───── RECORDS TO PROCESS ─────
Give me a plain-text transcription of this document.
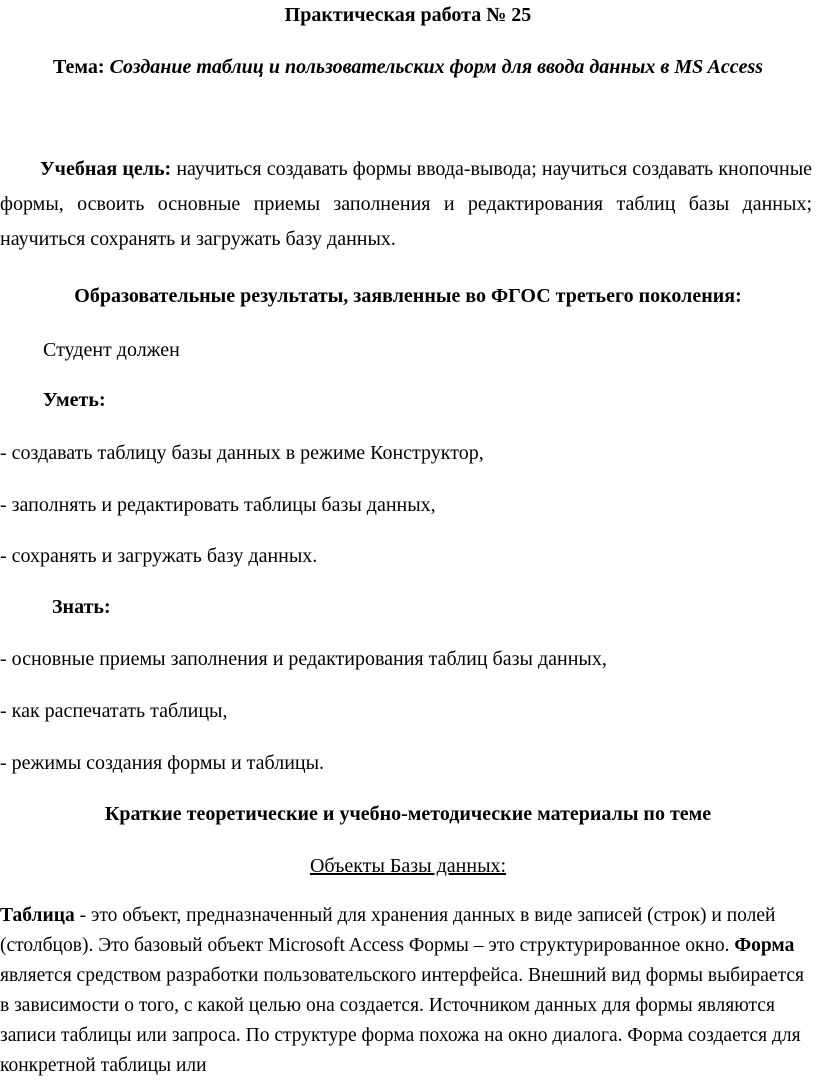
Практическая работа № 25
Тема: Создание таблиц и пользовательских форм для ввода данных в MS Access
Учебная цель: научиться создавать формы ввода-вывода; научиться создавать кнопочные формы, освоить основные приемы заполнения и редактирования таблиц базы данных; научиться сохранять и загружать базу данных.
Образовательные результаты, заявленные во ФГОС третьего поколения:
Студент должен
Уметь:
- создавать таблицу базы данных в режиме Конструктор,
- заполнять и редактировать таблицы базы данных,
- сохранять и загружать базу данных.
Знать:
- основные приемы заполнения и редактирования таблиц базы данных,
- как распечатать таблицы,
- режимы создания формы и таблицы.
Краткие теоретические и учебно-методические материалы по теме
Объекты Базы данных:
Таблица - это объект, предназначенный для хранения данных в виде записей (строк) и полей (столбцов). Это базовый объект Microsoft Access Формы – это структурированное окно. Форма является средством разработки пользовательского интерфейса. Внешний вид формы выбирается в зависимости о того, с какой целью она создается. Источником данных для формы являются записи таблицы или запроса. По структуре форма похожа на окно диалога. Форма создается для конкретной таблицы или
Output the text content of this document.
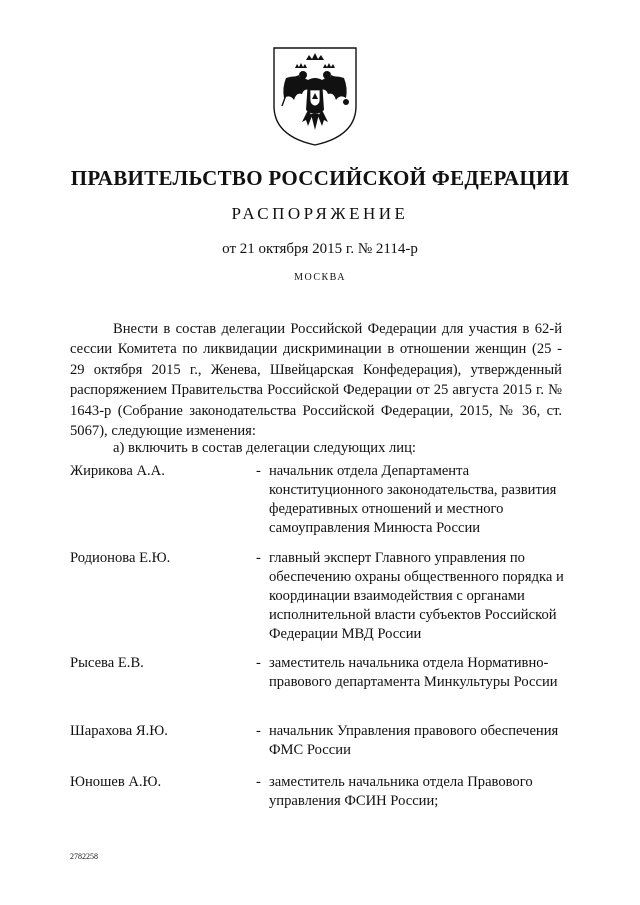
ПРАВИТЕЛЬСТВО РОССИЙСКОЙ ФЕДЕРАЦИИ
РАСПОРЯЖЕНИЕ
от 21 октября 2015 г. № 2114-р
МОСКВА

Внести в состав делегации Российской Федерации для участия в 62-й сессии Комитета по ликвидации дискриминации в отношении женщин (25 - 29 октября 2015 г., Женева, Швейцарская Конфедерация), утвержденный распоряжением Правительства Российской Федерации от 25 августа 2015 г. № 1643-р (Собрание законодательства Российской Федерации, 2015, № 36, ст. 5067), следующие изменения:

а) включить в состав делегации следующих лиц:
Жирикова А.А.	- начальник отдела Департамента конституционного законодательства, развития федеративных отношений и местного самоуправления Минюста России
Родионова Е.Ю.	- главный эксперт Главного управления по обеспечению охраны общественного порядка и координации взаимодействия с органами исполнительной власти субъектов Российской Федерации МВД России
Рысева Е.В.	- заместитель начальника отдела Нормативно-правового департамента Минкультуры России
Шарахова Я.Ю.	- начальник Управления правового обеспечения ФМС России
Юношев А.Ю.	- заместитель начальника отдела Правового управления ФСИН России;
2782258
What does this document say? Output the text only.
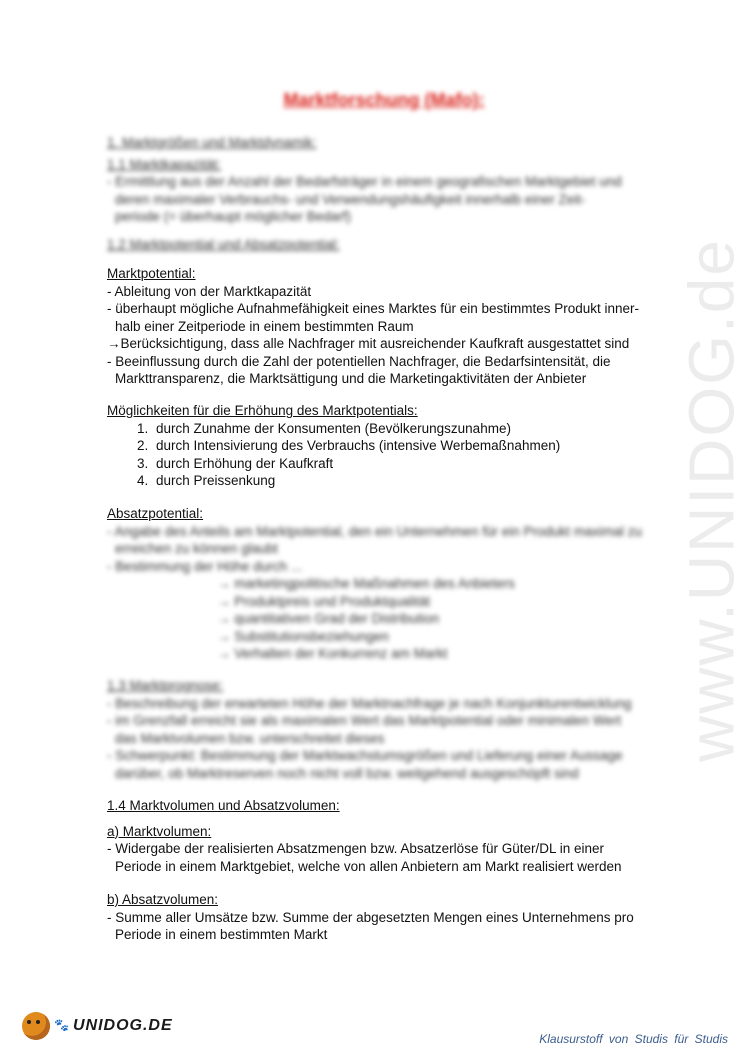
Marktforschung (Mafo):
www.UNIDOG.de
1. Marktgrößen und Marktdynamik:
1.1 Marktkapazität:
- Ermittlung aus der Anzahl der Bedarfsträger in einem geografischen Marktgebiet und
deren maximaler Verbrauchs- und Verwendungshäufigkeit innerhalb einer Zeit-
periode (= überhaupt möglicher Bedarf)
1.2 Marktpotential und Absatzpotential:
Marktpotential:
- Ableitung von der Marktkapazität
- überhaupt mögliche Aufnahmefähigkeit eines Marktes für ein bestimmtes Produkt inner-
halb einer Zeitperiode in einem bestimmten Raum
→Berücksichtigung, dass alle Nachfrager mit ausreichender Kaufkraft ausgestattet sind
- Beeinflussung durch die Zahl der potentiellen Nachfrager, die Bedarfsintensität, die
Markttransparenz, die Marktsättigung und die Marketingaktivitäten der Anbieter
Möglichkeiten für die Erhöhung des Marktpotentials:
1. durch Zunahme der Konsumenten (Bevölkerungszunahme)
2. durch Intensivierung des Verbrauchs (intensive Werbemaßnahmen)
3. durch Erhöhung der Kaufkraft
4. durch Preissenkung
Absatzpotential:
- Angabe des Anteils am Marktpotential, den ein Unternehmen für ein Produkt maximal zu
erreichen zu können glaubt
- Bestimmung der Höhe durch ...
→ marketingpolitische Maßnahmen des Anbieters
→ Produktpreis und Produktqualität
→ quantitativen Grad der Distribution
→ Substitutionsbeziehungen
→ Verhalten der Konkurrenz am Markt
1.3 Marktprognose:
- Beschreibung der erwarteten Höhe der Marktnachfrage je nach Konjunkturentwicklung
- im Grenzfall erreicht sie als maximalen Wert das Marktpotential oder minimalen Wert
das Marktvolumen bzw. unterschreitet dieses
- Schwerpunkt: Bestimmung der Marktwachstumsgrößen und Lieferung einer Aussage
darüber, ob Marktreserven noch nicht voll bzw. weitgehend ausgeschöpft sind
1.4 Marktvolumen und Absatzvolumen:
a) Marktvolumen:
- Widergabe der realisierten Absatzmengen bzw. Absatzerlöse für Güter/DL in einer
Periode in einem Marktgebiet, welche von allen Anbietern am Markt realisiert werden
b) Absatzvolumen:
- Summe aller Umsätze bzw. Summe der abgesetzten Mengen eines Unternehmens pro
Periode in einem bestimmten Markt
🐾 UNIDOG.DE
Klausurstoff von Studis für Studis
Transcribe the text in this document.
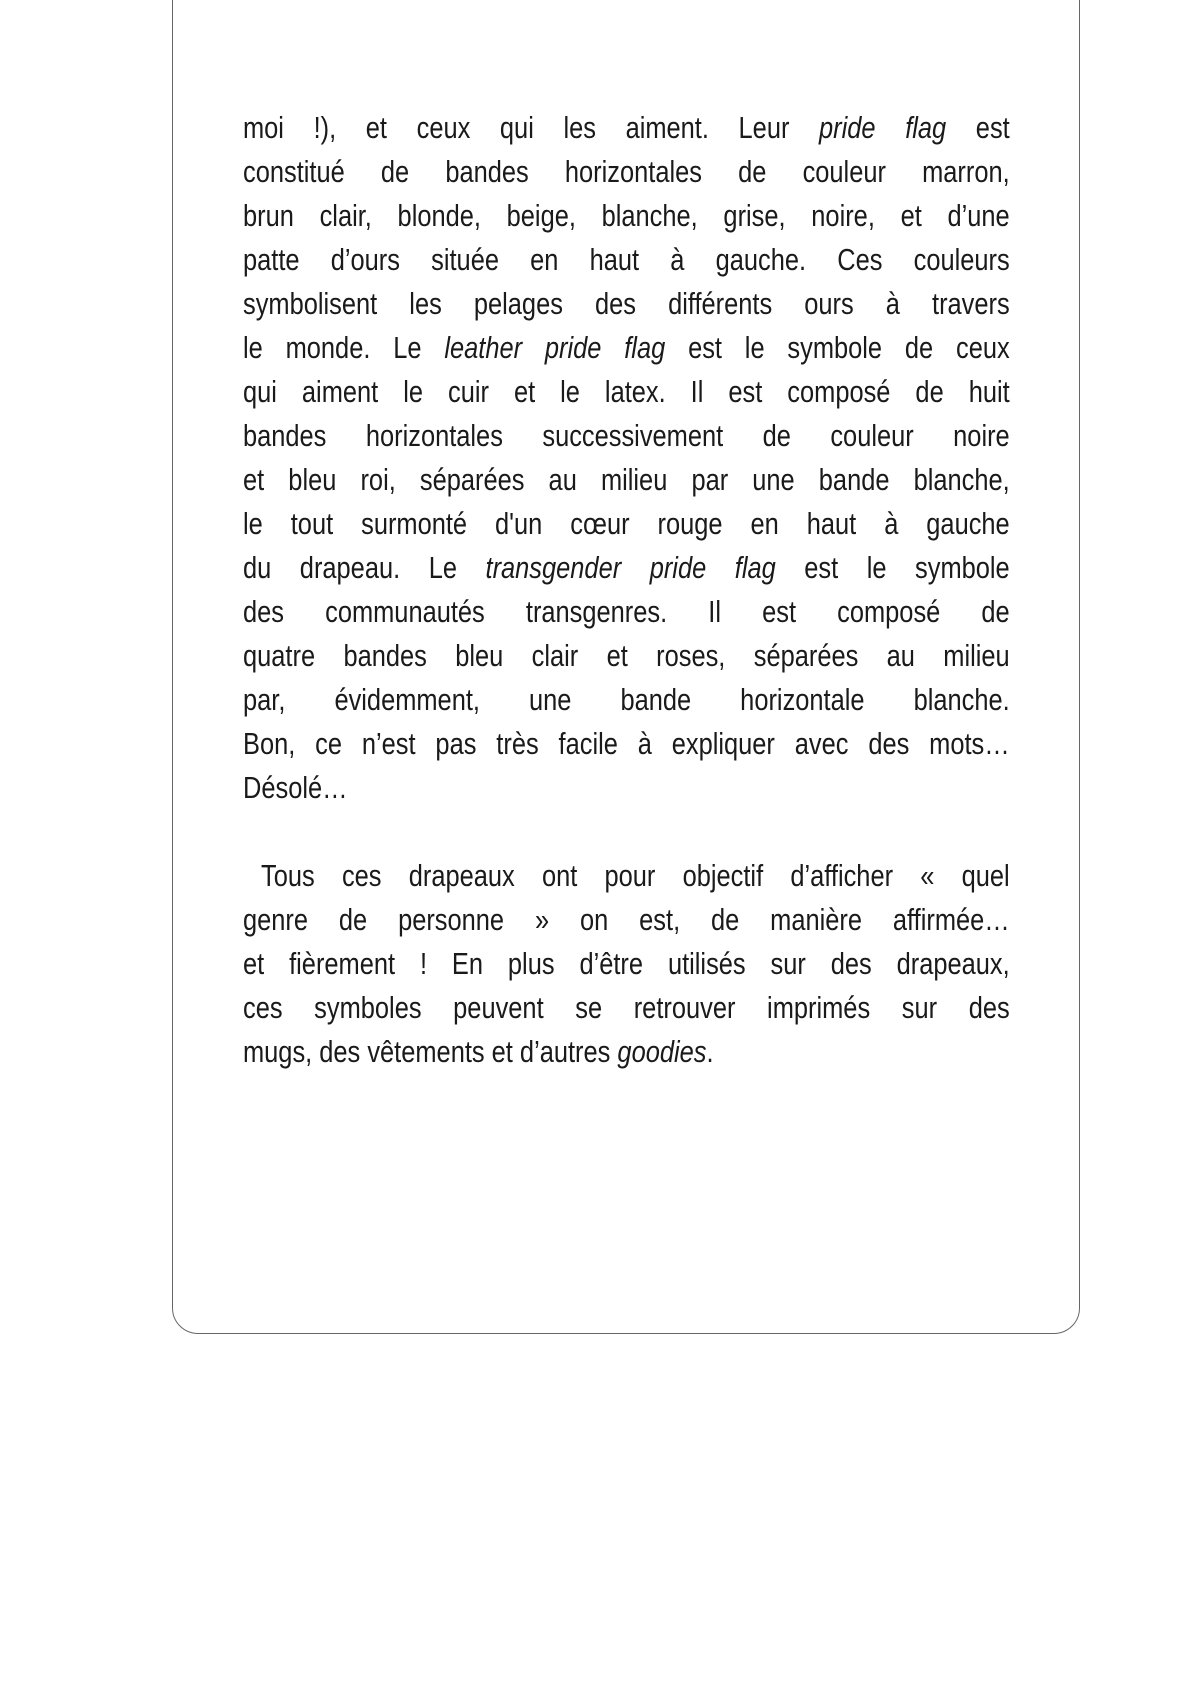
moi !), et ceux qui les aiment. Leur pride flag est
constitué de bandes horizontales de couleur marron,
brun clair, blonde, beige, blanche, grise, noire, et d’une
patte d’ours située en haut à gauche. Ces couleurs
symbolisent les pelages des différents ours à travers
le monde. Le leather pride flag est le symbole de ceux
qui aiment le cuir et le latex. Il est composé de huit
bandes horizontales successivement de couleur noire
et bleu roi, séparées au milieu par une bande blanche,
le tout surmonté d'un cœur rouge en haut à gauche
du drapeau. Le transgender pride flag est le symbole
des communautés transgenres. Il est composé de
quatre bandes bleu clair et roses, séparées au milieu
par, évidemment, une bande horizontale blanche.
Bon, ce n’est pas très facile à expliquer avec des mots…
Désolé…
Tous ces drapeaux ont pour objectif d’afficher « quel
genre de personne » on est, de manière affirmée…
et fièrement ! En plus d’être utilisés sur des drapeaux,
ces symboles peuvent se retrouver imprimés sur des
mugs, des vêtements et d’autres goodies.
─────
What is the number of lines above that contain the string "einer"? Answer with the number alone.

4